> [Given task] Repeat each record below exactly, dropping the pictures.

● ● ● ● ● ● ●

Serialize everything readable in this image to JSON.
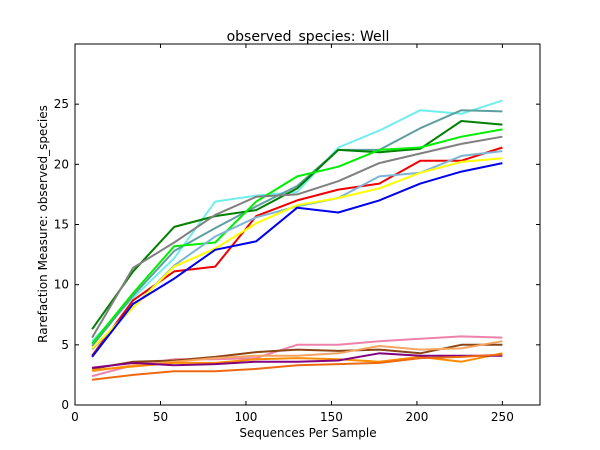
{
  "chart_data": {
    "type": "line",
    "title": "observed_species: Well",
    "xlabel": "Sequences Per Sample",
    "ylabel": "Rarefaction Measure: observed_species",
    "xlim": [
      0,
      272
    ],
    "ylim": [
      0,
      30
    ],
    "xticks": [
      0,
      50,
      100,
      150,
      200,
      250
    ],
    "yticks": [
      0,
      5,
      10,
      15,
      20,
      25
    ],
    "grid": false,
    "x": [
      10,
      34,
      58,
      82,
      106,
      130,
      154,
      178,
      202,
      226,
      250
    ],
    "series": [
      {
        "color": "#70eeee",
        "values": [
          5.3,
          8.9,
          12.2,
          16.9,
          17.4,
          17.7,
          21.4,
          22.8,
          24.5,
          24.2,
          25.3
        ]
      },
      {
        "color": "#5f9ea0",
        "values": [
          4.9,
          9.1,
          12.8,
          14.7,
          16.5,
          18.2,
          21.2,
          21.2,
          23.0,
          24.5,
          24.4
        ]
      },
      {
        "color": "#008000",
        "values": [
          6.3,
          11.1,
          14.8,
          15.7,
          16.2,
          18.0,
          21.2,
          21.0,
          21.3,
          23.6,
          23.3
        ]
      },
      {
        "color": "#00ee00",
        "values": [
          5.1,
          9.3,
          13.2,
          13.5,
          16.9,
          19.0,
          19.8,
          21.2,
          21.4,
          22.3,
          22.9
        ]
      },
      {
        "color": "#808080",
        "values": [
          5.6,
          11.4,
          13.5,
          15.8,
          17.3,
          17.5,
          18.6,
          20.1,
          20.9,
          21.7,
          22.3
        ]
      },
      {
        "color": "#ee0000",
        "values": [
          4.1,
          8.7,
          11.1,
          11.5,
          15.7,
          17.0,
          17.9,
          18.4,
          20.3,
          20.3,
          21.4
        ]
      },
      {
        "color": "#7fb4d4",
        "values": [
          4.6,
          8.1,
          11.6,
          14.0,
          15.6,
          16.5,
          17.2,
          19.0,
          19.3,
          20.7,
          21.1
        ]
      },
      {
        "color": "#ffff00",
        "values": [
          4.7,
          8.1,
          11.5,
          13.0,
          15.1,
          16.6,
          17.2,
          18.0,
          19.3,
          20.2,
          20.5
        ]
      },
      {
        "color": "#0000ee",
        "values": [
          4.0,
          8.4,
          10.5,
          12.9,
          13.6,
          16.4,
          16.0,
          17.0,
          18.4,
          19.4,
          20.1
        ]
      },
      {
        "color": "#ee82aa",
        "values": [
          2.4,
          3.3,
          3.8,
          3.8,
          3.9,
          5.0,
          5.0,
          5.3,
          5.5,
          5.7,
          5.6
        ]
      },
      {
        "color": "#8b4513",
        "values": [
          3.0,
          3.6,
          3.7,
          4.0,
          4.4,
          4.6,
          4.5,
          4.6,
          4.3,
          5.0,
          5.0
        ]
      },
      {
        "color": "#f4a460",
        "values": [
          2.8,
          3.3,
          3.6,
          3.9,
          4.1,
          4.1,
          4.3,
          4.9,
          4.6,
          4.7,
          5.3
        ]
      },
      {
        "color": "#ff8c00",
        "values": [
          2.9,
          3.2,
          3.5,
          3.5,
          3.8,
          3.9,
          3.8,
          3.6,
          4.0,
          3.6,
          4.3
        ]
      },
      {
        "color": "#800080",
        "values": [
          3.1,
          3.5,
          3.3,
          3.4,
          3.6,
          3.6,
          3.7,
          4.3,
          4.1,
          4.1,
          4.1
        ]
      },
      {
        "color": "#ee6a10",
        "values": [
          2.1,
          2.5,
          2.8,
          2.8,
          3.0,
          3.3,
          3.4,
          3.5,
          3.9,
          4.0,
          4.2
        ]
      }
    ]
  }
}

● ● ● ● ● ● ●

> [Answer to the problem]
Serialize everything readable in this image to JSON.
{
  "chart_data": {
    "type": "line",
    "title": "observed_species: Well",
    "xlabel": "Sequences Per Sample",
    "ylabel": "Rarefaction Measure: observed_species",
    "xlim": [
      0,
      272
    ],
    "ylim": [
      0,
      30
    ],
    "xticks": [
      0,
      50,
      100,
      150,
      200,
      250
    ],
    "yticks": [
      0,
      5,
      10,
      15,
      20,
      25
    ],
    "grid": false,
    "x": [
      10,
      34,
      58,
      82,
      106,
      130,
      154,
      178,
      202,
      226,
      250
    ],
    "series": [
      {
        "color": "#70eeee",
        "values": [
          5.3,
          8.9,
          12.2,
          16.9,
          17.4,
          17.7,
          21.4,
          22.8,
          24.5,
          24.2,
          25.3
        ]
      },
      {
        "color": "#5f9ea0",
        "values": [
          4.9,
          9.1,
          12.8,
          14.7,
          16.5,
          18.2,
          21.2,
          21.2,
          23.0,
          24.5,
          24.4
        ]
      },
      {
        "color": "#008000",
        "values": [
          6.3,
          11.1,
          14.8,
          15.7,
          16.2,
          18.0,
          21.2,
          21.0,
          21.3,
          23.6,
          23.3
        ]
      },
      {
        "color": "#00ee00",
        "values": [
          5.1,
          9.3,
          13.2,
          13.5,
          16.9,
          19.0,
          19.8,
          21.2,
          21.4,
          22.3,
          22.9
        ]
      },
      {
        "color": "#808080",
        "values": [
          5.6,
          11.4,
          13.5,
          15.8,
          17.3,
          17.5,
          18.6,
          20.1,
          20.9,
          21.7,
          22.3
        ]
      },
      {
        "color": "#ee0000",
        "values": [
          4.1,
          8.7,
          11.1,
          11.5,
          15.7,
          17.0,
          17.9,
          18.4,
          20.3,
          20.3,
          21.4
        ]
      },
      {
        "color": "#7fb4d4",
        "values": [
          4.6,
          8.1,
          11.6,
          14.0,
          15.6,
          16.5,
          17.2,
          19.0,
          19.3,
          20.7,
          21.1
        ]
      },
      {
        "color": "#ffff00",
        "values": [
          4.7,
          8.1,
          11.5,
          13.0,
          15.1,
          16.6,
          17.2,
          18.0,
          19.3,
          20.2,
          20.5
        ]
      },
      {
        "color": "#0000ee",
        "values": [
          4.0,
          8.4,
          10.5,
          12.9,
          13.6,
          16.4,
          16.0,
          17.0,
          18.4,
          19.4,
          20.1
        ]
      },
      {
        "color": "#ee82aa",
        "values": [
          2.4,
          3.3,
          3.8,
          3.8,
          3.9,
          5.0,
          5.0,
          5.3,
          5.5,
          5.7,
          5.6
        ]
      },
      {
        "color": "#8b4513",
        "values": [
          3.0,
          3.6,
          3.7,
          4.0,
          4.4,
          4.6,
          4.5,
          4.6,
          4.3,
          5.0,
          5.0
        ]
      },
      {
        "color": "#f4a460",
        "values": [
          2.8,
          3.3,
          3.6,
          3.9,
          4.1,
          4.1,
          4.3,
          4.9,
          4.6,
          4.7,
          5.3
        ]
      },
      {
        "color": "#ff8c00",
        "values": [
          2.9,
          3.2,
          3.5,
          3.5,
          3.8,
          3.9,
          3.8,
          3.6,
          4.0,
          3.6,
          4.3
        ]
      },
      {
        "color": "#800080",
        "values": [
          3.1,
          3.5,
          3.3,
          3.4,
          3.6,
          3.6,
          3.7,
          4.3,
          4.1,
          4.1,
          4.1
        ]
      },
      {
        "color": "#ee6a10",
        "values": [
          2.1,
          2.5,
          2.8,
          2.8,
          3.0,
          3.3,
          3.4,
          3.5,
          3.9,
          4.0,
          4.2
        ]
      }
    ]
  }
}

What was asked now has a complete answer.